Are you able to quote each entry exactly as written?

[Start ENTRIES PROVIDED]

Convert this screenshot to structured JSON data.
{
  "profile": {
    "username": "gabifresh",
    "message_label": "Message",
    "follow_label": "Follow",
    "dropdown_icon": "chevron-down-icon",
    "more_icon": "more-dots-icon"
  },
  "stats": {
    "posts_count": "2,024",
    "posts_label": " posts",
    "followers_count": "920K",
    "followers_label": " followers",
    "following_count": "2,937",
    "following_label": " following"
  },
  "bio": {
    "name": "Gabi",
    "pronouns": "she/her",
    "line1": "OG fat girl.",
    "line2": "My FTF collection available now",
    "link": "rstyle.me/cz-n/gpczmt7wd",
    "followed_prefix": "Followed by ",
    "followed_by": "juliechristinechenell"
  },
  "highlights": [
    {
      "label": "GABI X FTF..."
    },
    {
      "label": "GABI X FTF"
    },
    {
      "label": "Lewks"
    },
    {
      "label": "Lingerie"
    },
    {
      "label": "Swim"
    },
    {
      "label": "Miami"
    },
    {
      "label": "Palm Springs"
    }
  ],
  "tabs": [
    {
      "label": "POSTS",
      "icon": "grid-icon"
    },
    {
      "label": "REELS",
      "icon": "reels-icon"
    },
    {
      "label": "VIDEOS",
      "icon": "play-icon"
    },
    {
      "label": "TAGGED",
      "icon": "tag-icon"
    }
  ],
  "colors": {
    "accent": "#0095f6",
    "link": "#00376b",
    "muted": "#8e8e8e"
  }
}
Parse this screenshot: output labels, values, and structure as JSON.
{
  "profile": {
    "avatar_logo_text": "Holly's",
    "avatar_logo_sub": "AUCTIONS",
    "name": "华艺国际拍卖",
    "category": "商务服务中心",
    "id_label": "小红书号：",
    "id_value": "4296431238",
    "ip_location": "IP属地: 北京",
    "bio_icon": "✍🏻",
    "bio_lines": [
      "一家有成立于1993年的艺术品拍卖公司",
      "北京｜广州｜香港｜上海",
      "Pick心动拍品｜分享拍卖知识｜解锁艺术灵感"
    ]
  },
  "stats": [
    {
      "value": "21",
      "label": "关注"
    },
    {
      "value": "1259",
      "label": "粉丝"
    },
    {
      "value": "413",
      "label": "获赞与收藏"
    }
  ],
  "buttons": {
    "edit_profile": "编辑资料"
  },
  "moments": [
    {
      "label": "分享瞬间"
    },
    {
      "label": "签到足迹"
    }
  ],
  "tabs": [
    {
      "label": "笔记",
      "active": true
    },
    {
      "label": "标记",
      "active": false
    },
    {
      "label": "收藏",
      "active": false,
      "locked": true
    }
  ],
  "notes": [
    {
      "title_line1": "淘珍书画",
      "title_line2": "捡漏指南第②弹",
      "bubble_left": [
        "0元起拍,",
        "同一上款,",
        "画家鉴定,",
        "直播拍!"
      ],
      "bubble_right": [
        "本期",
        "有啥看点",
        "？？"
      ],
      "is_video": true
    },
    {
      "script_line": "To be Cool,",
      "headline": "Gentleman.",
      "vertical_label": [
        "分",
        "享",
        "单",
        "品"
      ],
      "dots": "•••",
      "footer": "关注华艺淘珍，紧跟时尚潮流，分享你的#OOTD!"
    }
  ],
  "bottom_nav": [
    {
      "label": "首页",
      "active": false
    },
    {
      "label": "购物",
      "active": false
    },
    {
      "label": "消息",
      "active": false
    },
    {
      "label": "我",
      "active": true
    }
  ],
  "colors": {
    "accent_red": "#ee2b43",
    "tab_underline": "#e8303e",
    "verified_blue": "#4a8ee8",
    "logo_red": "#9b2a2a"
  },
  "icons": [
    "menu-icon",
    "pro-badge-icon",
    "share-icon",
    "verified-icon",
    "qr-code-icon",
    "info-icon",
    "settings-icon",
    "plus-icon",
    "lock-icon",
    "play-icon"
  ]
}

[End ENTRIES PROVIDED]

[IN RESPONSE]
Convert this screenshot to structured JSON data.
{
  "profile": {
    "username": "gabifresh",
    "message_label": "Message",
    "follow_label": "Follow",
    "dropdown_icon": "chevron-down-icon",
    "more_icon": "more-dots-icon"
  },
  "stats": {
    "posts_count": "2,024",
    "posts_label": " posts",
    "followers_count": "920K",
    "followers_label": " followers",
    "following_count": "2,937",
    "following_label": " following"
  },
  "bio": {
    "name": "Gabi",
    "pronouns": "she/her",
    "line1": "OG fat girl.",
    "line2": "My FTF collection available now",
    "link": "rstyle.me/cz-n/gpczmt7wd",
    "followed_prefix": "Followed by ",
    "followed_by": "juliechristinechenell"
  },
  "highlights": [
    {
      "label": "GABI X FTF..."
    },
    {
      "label": "GABI X FTF"
    },
    {
      "label": "Lewks"
    },
    {
      "label": "Lingerie"
    },
    {
      "label": "Swim"
    },
    {
      "label": "Miami"
    },
    {
      "label": "Palm Springs"
    }
  ],
  "tabs": [
    {
      "label": "POSTS",
      "icon": "grid-icon"
    },
    {
      "label": "REELS",
      "icon": "reels-icon"
    },
    {
      "label": "VIDEOS",
      "icon": "play-icon"
    },
    {
      "label": "TAGGED",
      "icon": "tag-icon"
    }
  ],
  "colors": {
    "accent": "#0095f6",
    "link": "#00376b",
    "muted": "#8e8e8e"
  }
}
Parse this screenshot: output labels, values, and structure as JSON.
{
  "profile": {
    "avatar_logo_text": "Holly's",
    "avatar_logo_sub": "AUCTIONS",
    "name": "华艺国际拍卖",
    "category": "商务服务中心",
    "id_label": "小红书号：",
    "id_value": "4296431238",
    "ip_location": "IP属地: 北京",
    "bio_icon": "✍🏻",
    "bio_lines": [
      "一家有成立于1993年的艺术品拍卖公司",
      "北京｜广州｜香港｜上海",
      "Pick心动拍品｜分享拍卖知识｜解锁艺术灵感"
    ]
  },
  "stats": [
    {
      "value": "21",
      "label": "关注"
    },
    {
      "value": "1259",
      "label": "粉丝"
    },
    {
      "value": "413",
      "label": "获赞与收藏"
    }
  ],
  "buttons": {
    "edit_profile": "编辑资料"
  },
  "moments": [
    {
      "label": "分享瞬间"
    },
    {
      "label": "签到足迹"
    }
  ],
  "tabs": [
    {
      "label": "笔记",
      "active": true
    },
    {
      "label": "标记",
      "active": false
    },
    {
      "label": "收藏",
      "active": false,
      "locked": true
    }
  ],
  "notes": [
    {
      "title_line1": "淘珍书画",
      "title_line2": "捡漏指南第②弹",
      "bubble_left": [
        "0元起拍,",
        "同一上款,",
        "画家鉴定,",
        "直播拍!"
      ],
      "bubble_right": [
        "本期",
        "有啥看点",
        "？？"
      ],
      "is_video": true
    },
    {
      "script_line": "To be Cool,",
      "headline": "Gentleman.",
      "vertical_label": [
        "分",
        "享",
        "单",
        "品"
      ],
      "dots": "•••",
      "footer": "关注华艺淘珍，紧跟时尚潮流，分享你的#OOTD!"
    }
  ],
  "bottom_nav": [
    {
      "label": "首页",
      "active": false
    },
    {
      "label": "购物",
      "active": false
    },
    {
      "label": "消息",
      "active": false
    },
    {
      "label": "我",
      "active": true
    }
  ],
  "colors": {
    "accent_red": "#ee2b43",
    "tab_underline": "#e8303e",
    "verified_blue": "#4a8ee8",
    "logo_red": "#9b2a2a"
  },
  "icons": [
    "menu-icon",
    "pro-badge-icon",
    "share-icon",
    "verified-icon",
    "qr-code-icon",
    "info-icon",
    "settings-icon",
    "plus-icon",
    "lock-icon",
    "play-icon"
  ]
}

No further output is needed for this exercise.